*** INPUT FOR THIS TASK

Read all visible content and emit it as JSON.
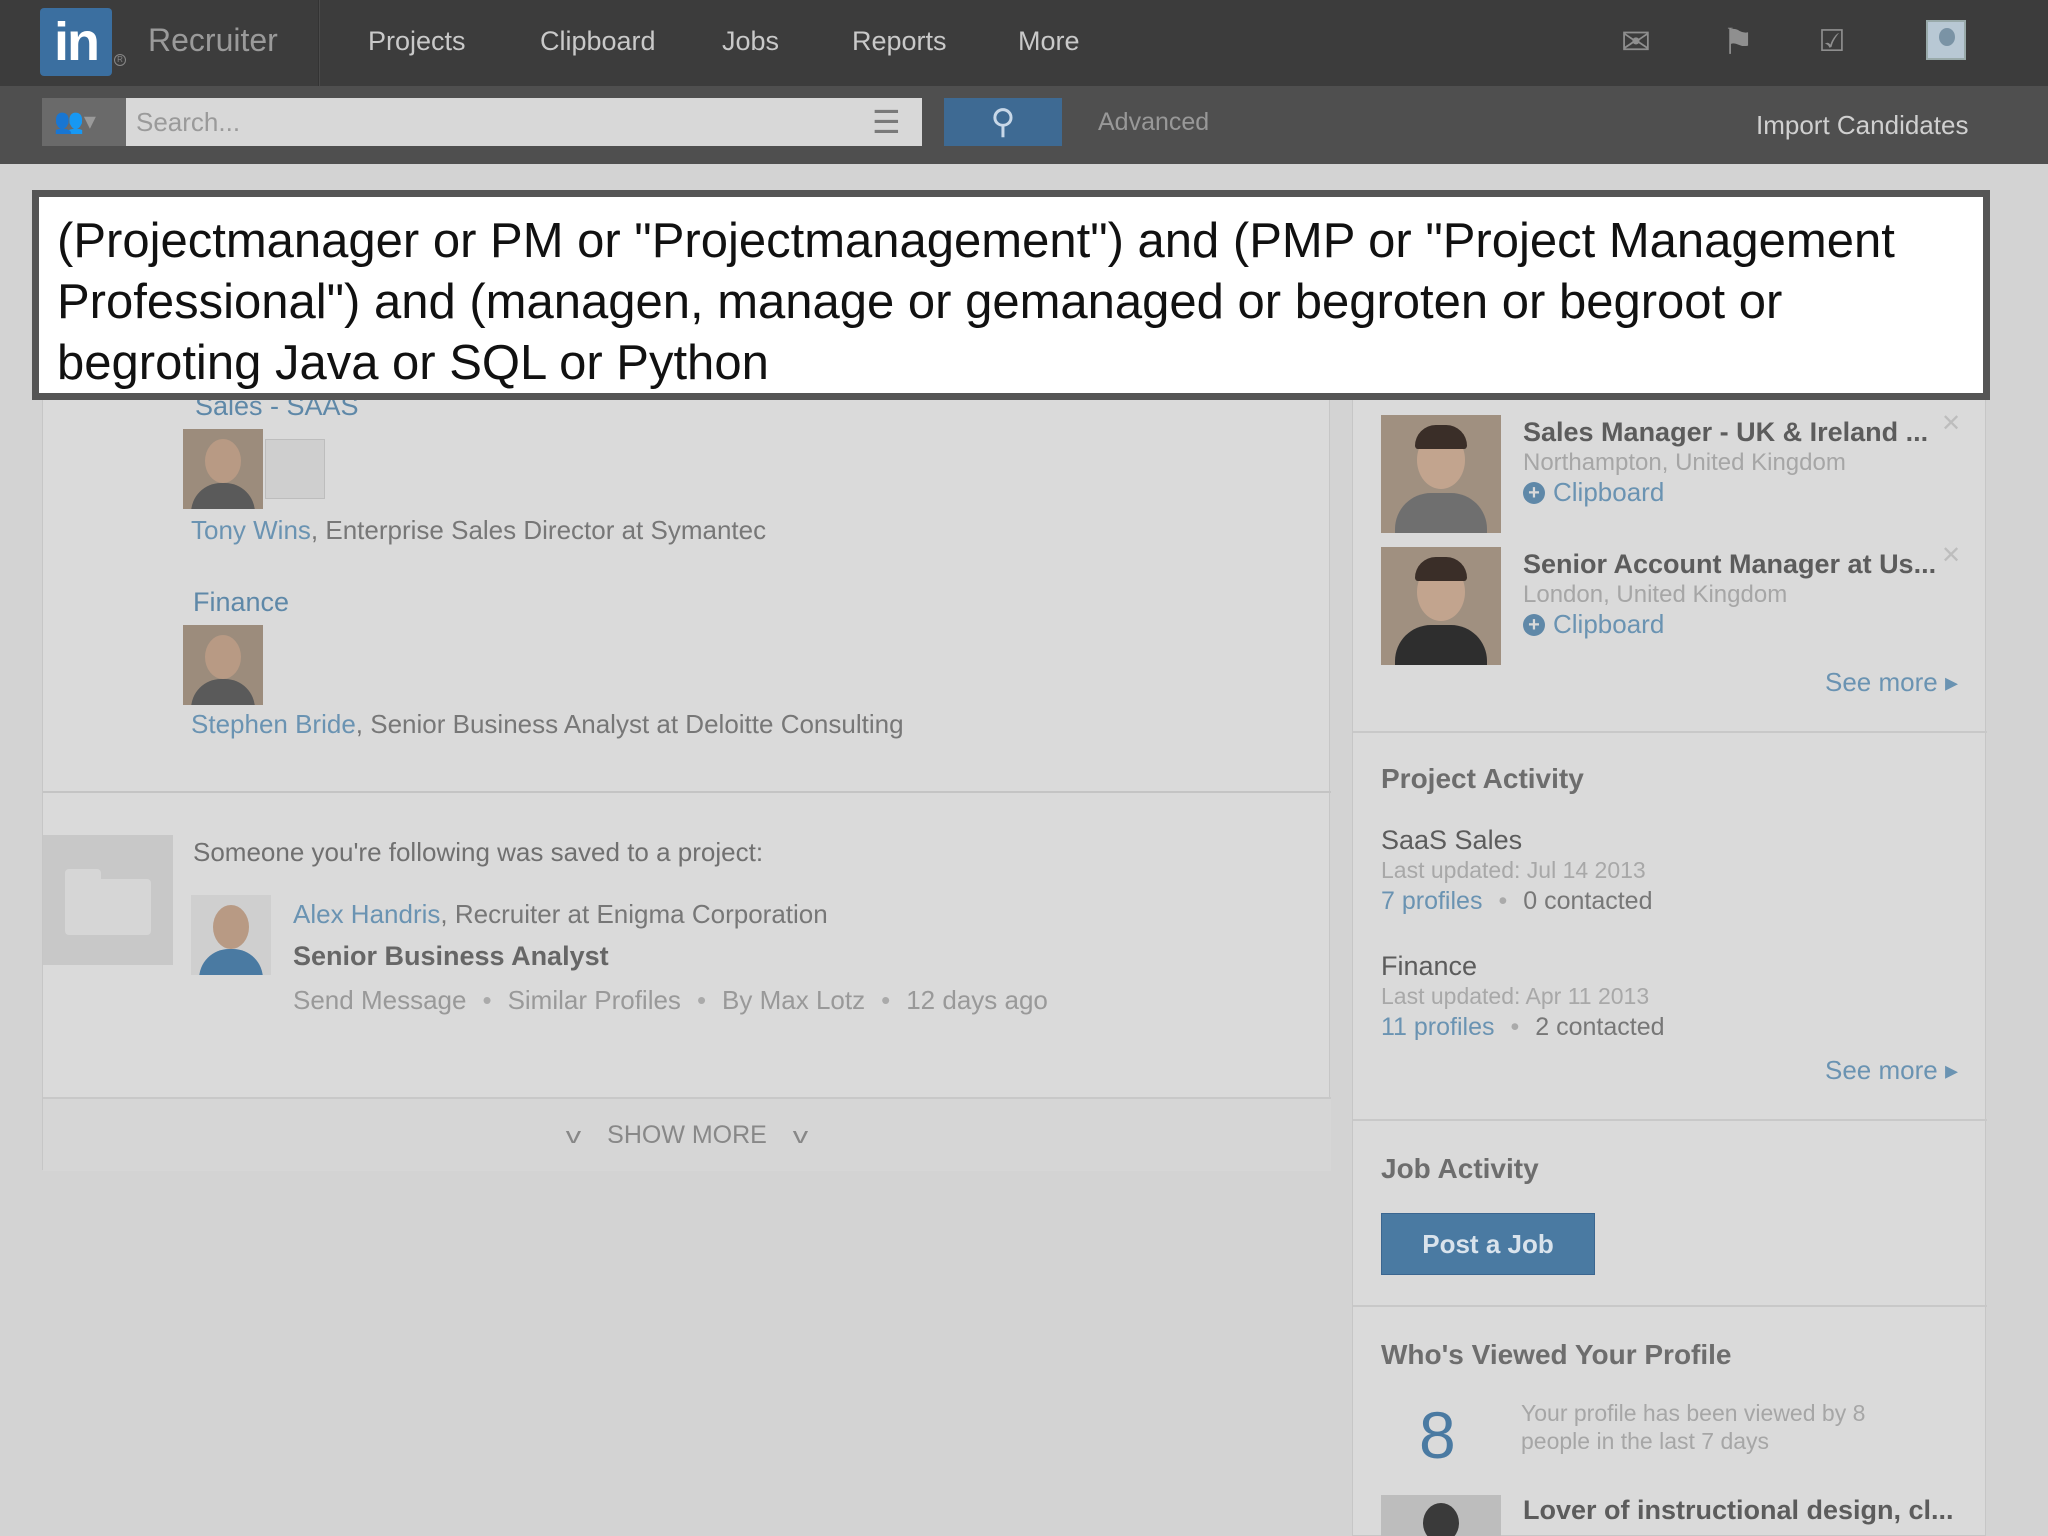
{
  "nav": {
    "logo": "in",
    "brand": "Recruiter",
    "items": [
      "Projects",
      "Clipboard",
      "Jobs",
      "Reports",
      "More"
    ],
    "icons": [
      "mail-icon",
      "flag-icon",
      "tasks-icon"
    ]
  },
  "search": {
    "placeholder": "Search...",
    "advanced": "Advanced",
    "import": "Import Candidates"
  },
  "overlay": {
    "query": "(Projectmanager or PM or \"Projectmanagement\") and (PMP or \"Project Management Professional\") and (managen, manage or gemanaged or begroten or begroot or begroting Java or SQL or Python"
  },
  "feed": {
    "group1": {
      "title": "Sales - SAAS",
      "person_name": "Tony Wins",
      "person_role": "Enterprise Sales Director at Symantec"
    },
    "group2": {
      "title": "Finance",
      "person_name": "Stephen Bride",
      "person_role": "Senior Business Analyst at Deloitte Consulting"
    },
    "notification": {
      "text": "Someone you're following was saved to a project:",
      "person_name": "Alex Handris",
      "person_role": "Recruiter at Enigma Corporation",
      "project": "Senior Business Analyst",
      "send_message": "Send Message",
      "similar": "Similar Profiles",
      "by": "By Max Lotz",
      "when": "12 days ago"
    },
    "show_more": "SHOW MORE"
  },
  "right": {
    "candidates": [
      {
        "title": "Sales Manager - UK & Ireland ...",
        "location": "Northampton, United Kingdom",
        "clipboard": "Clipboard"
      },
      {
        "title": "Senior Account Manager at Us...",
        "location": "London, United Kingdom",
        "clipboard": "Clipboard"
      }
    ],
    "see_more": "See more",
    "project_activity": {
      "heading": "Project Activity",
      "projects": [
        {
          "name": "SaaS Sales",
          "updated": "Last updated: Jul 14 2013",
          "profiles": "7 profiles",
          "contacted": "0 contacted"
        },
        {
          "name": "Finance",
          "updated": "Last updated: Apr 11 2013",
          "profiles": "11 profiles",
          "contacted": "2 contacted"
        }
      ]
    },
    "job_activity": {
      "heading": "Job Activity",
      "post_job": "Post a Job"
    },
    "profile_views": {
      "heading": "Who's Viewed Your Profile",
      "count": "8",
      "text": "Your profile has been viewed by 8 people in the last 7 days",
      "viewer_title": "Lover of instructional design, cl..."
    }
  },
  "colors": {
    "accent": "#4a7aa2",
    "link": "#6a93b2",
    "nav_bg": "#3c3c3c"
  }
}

******

**TASK STATEMENT**
State how many lines of the material contain the string "Your", with no other words.

**RESPONSE FOR THIS EXERCISE**
2